Below are records; count the lines in them that hold "восстановления" and give only the count.

[Dataset items]

▬▬▬

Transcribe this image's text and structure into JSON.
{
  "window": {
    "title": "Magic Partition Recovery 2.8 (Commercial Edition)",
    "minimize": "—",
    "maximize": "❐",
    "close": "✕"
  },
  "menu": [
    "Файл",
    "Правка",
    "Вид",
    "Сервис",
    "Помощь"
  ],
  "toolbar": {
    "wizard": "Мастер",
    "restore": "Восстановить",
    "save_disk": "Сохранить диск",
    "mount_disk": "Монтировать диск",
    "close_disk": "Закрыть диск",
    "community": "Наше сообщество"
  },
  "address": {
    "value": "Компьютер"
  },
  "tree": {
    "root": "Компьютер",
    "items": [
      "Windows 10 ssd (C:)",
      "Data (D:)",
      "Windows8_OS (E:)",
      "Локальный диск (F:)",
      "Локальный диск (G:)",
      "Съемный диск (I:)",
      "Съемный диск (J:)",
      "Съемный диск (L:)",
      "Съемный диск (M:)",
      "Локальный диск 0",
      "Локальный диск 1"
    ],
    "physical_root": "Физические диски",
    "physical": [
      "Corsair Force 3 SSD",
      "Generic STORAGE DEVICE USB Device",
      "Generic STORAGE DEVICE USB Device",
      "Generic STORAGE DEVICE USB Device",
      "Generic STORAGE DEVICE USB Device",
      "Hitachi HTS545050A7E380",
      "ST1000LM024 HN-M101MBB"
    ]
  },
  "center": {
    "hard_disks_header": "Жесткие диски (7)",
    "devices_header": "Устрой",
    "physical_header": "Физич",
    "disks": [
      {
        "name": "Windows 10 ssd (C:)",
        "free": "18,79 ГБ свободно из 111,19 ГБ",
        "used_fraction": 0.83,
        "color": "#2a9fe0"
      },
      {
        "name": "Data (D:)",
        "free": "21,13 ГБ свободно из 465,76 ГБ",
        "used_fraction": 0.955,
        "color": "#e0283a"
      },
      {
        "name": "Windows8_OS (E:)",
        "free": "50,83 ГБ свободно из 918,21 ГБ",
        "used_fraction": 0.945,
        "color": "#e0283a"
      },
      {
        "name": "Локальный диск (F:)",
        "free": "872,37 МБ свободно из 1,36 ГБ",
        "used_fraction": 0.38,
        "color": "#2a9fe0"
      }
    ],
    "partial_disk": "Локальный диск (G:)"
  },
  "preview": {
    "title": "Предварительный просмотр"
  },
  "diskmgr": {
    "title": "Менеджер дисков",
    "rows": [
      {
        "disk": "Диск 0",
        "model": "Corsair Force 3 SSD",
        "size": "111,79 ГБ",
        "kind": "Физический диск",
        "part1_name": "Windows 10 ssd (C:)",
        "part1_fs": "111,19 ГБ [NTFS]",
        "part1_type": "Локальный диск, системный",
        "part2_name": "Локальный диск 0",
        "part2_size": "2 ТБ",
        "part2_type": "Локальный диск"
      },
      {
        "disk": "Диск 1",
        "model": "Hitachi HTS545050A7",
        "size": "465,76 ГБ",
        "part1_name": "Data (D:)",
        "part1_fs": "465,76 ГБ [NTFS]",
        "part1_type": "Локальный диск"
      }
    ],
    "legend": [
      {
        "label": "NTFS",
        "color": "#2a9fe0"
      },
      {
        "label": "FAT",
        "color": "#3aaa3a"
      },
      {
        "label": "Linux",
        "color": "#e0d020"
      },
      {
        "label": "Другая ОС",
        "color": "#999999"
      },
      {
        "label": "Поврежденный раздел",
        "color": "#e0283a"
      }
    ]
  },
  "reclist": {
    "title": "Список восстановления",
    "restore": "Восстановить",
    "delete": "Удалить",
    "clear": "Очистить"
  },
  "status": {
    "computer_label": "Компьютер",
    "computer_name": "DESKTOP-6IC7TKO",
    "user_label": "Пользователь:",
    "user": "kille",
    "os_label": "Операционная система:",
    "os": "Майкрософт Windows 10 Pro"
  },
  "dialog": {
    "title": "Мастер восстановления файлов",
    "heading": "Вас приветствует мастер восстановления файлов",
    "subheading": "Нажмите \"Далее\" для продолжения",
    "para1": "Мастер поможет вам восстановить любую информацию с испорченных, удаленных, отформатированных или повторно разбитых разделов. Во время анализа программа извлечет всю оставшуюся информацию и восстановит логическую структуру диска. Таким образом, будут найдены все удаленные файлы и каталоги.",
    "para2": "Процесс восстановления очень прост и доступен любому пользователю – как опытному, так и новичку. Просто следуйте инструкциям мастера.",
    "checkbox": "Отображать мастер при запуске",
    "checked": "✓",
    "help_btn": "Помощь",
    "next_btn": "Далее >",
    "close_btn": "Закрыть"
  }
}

▬▬▬

(Worked answer) 4